WRITTEN TASK:
Return the records in full, exactly as given.

GIVEN INFORMATION:
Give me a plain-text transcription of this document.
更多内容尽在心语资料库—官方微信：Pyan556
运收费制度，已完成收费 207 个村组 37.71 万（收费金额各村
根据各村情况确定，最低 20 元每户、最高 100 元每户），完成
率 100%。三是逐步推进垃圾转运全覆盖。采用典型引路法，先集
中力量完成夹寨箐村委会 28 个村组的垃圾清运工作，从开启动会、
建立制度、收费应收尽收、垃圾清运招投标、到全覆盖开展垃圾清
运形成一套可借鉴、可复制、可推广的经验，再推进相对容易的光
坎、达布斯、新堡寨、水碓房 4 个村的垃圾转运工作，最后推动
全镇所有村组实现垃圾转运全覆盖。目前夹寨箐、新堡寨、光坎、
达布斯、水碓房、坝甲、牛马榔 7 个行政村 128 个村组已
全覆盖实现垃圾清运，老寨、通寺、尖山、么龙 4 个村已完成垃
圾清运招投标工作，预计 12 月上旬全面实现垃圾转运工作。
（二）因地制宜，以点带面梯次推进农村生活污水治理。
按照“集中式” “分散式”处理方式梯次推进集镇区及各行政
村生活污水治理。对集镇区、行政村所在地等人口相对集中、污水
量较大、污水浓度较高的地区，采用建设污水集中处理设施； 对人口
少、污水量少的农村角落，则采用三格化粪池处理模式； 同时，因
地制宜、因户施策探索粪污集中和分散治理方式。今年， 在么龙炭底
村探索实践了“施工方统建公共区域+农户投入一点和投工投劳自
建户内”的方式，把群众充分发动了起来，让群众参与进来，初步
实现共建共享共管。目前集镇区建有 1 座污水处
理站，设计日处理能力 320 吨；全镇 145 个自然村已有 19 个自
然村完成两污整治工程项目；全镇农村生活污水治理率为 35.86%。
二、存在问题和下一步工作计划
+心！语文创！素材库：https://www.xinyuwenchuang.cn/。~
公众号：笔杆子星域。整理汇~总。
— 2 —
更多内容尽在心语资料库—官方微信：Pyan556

OUTPUT OF THE TASK:
Give me a plain-text transcription of this document.
更多内容尽在心语资料库—官方微信：Pyan556
运收费制度，已完成收费 207 个村组 37.71 万（收费金额各村
根据各村情况确定，最低 20 元每户、最高 100 元每户），完成
率 100%。三是逐步推进垃圾转运全覆盖。采用典型引路法，先集
中力量完成夹寨箐村委会 28 个村组的垃圾清运工作，从开启动会、
建立制度、收费应收尽收、垃圾清运招投标、到全覆盖开展垃圾清
运形成一套可借鉴、可复制、可推广的经验，再推进相对容易的光
坎、达布斯、新堡寨、水碓房 4 个村的垃圾转运工作，最后推动
全镇所有村组实现垃圾转运全覆盖。目前夹寨箐、新堡寨、光坎、
达布斯、水碓房、坝甲、牛马榔 7 个行政村 128 个村组已
全覆盖实现垃圾清运，老寨、通寺、尖山、么龙 4 个村已完成垃
圾清运招投标工作，预计 12 月上旬全面实现垃圾转运工作。
（二）因地制宜，以点带面梯次推进农村生活污水治理。
按照“集中式” “分散式”处理方式梯次推进集镇区及各行政
村生活污水治理。对集镇区、行政村所在地等人口相对集中、污水
量较大、污水浓度较高的地区，采用建设污水集中处理设施； 对人口
少、污水量少的农村角落，则采用三格化粪池处理模式； 同时，因
地制宜、因户施策探索粪污集中和分散治理方式。今年， 在么龙炭底
村探索实践了“施工方统建公共区域+农户投入一点和投工投劳自
建户内”的方式，把群众充分发动了起来，让群众参与进来，初步
实现共建共享共管。目前集镇区建有 1 座污水处
理站，设计日处理能力 320 吨；全镇 145 个自然村已有 19 个自
然村完成两污整治工程项目；全镇农村生活污水治理率为 35.86%。
二、存在问题和下一步工作计划
+心！语文创！素材库：https://www.xinyuwenchuang.cn/。~
公众号：笔杆子星域。整理汇~总。
— 2 —
更多内容尽在心语资料库—官方微信：Pyan556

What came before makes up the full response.